▸ **Written task**
Of all the lines in the data below, how many contain "Güzelleri"? Report that number alone.

(Collected data)

= = = = = = =

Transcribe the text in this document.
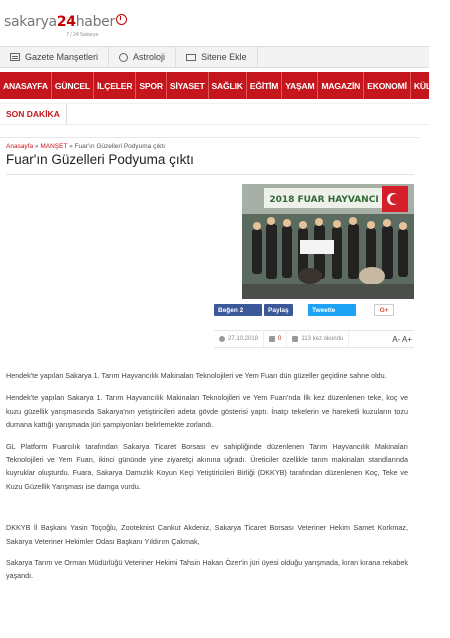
sakarya24haber
7 / 24 Sakarya
Gazete Manşetleri	Astroloji	Sitene Ekle
ANASAYFA GÜNCEL İLÇELER SPOR SİYASET SAĞLIK EĞİTİM YAŞAM MAGAZİN EKONOMİ KÜLTÜR
SON DAKİKA
Anasayfa » MANŞET » Fuar'ın Güzelleri Podyuma çıktı
Fuar'ın Güzelleri Podyuma çıktı
2018 FUAR HAYVANCI
Beğen 2	Paylaş	Tweetle	G+
27.10.2018	0	113 kez okundu	A- A+

Hendek'te yapılan Sakarya 1. Tarım Hayvancılık Makinaları Teknolojileri ve Yem Fuarı dün güzeller geçidine sahne oldu.

Hendek'te yapılan Sakarya 1. Tarım Hayvancılık Makinaları Teknolojileri ve Yem Fuarı'nda İlk kez düzenlenen teke, koç ve kuzu güzellik yarışmasında Sakarya'nın yetiştiricileri adeta gövde gösterisi yaptı. İnatçı tekelerin ve hareketli kuzuların tozu dumana kattığı yarışmada jüri şampiyonları belirlemekte zorlandı.

GL Platform Fuarcılık tarafından Sakarya Ticaret Borsası ev sahipliğinde düzenlenen Tarım Hayvancılık Makinaları Teknolojileri ve Yem Fuarı, ikinci gününde yine ziyaretçi akınına uğradı. Üreticiler özellikle tarım makinaları standlarında kuyruklar oluşturdu. Fuara, Sakarya Damızlık Koyun Keçi Yetiştiricileri Birliği (DKKYB) tarafından düzenlenen Koç, Teke ve Kuzu Güzellik Yarışması ise damga vurdu.

DKKYB İl Başkanı Yasin Toçoğlu, Zooteknist Cankut Akdeniz, Sakarya Ticaret Borsası Veteriner Hekim Samet Korkmaz, Sakarya Veteriner Hekimler Odası Başkanı Yıldırım Çakmak,

Sakarya Tarım ve Orman Müdürlüğü Veteriner Hekimi Tahsin Hakan Özer'in jüri üyesi olduğu yarışmada, kıran kırana rekabek yaşandı.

= = = = = = =

▸ **Task solution**
2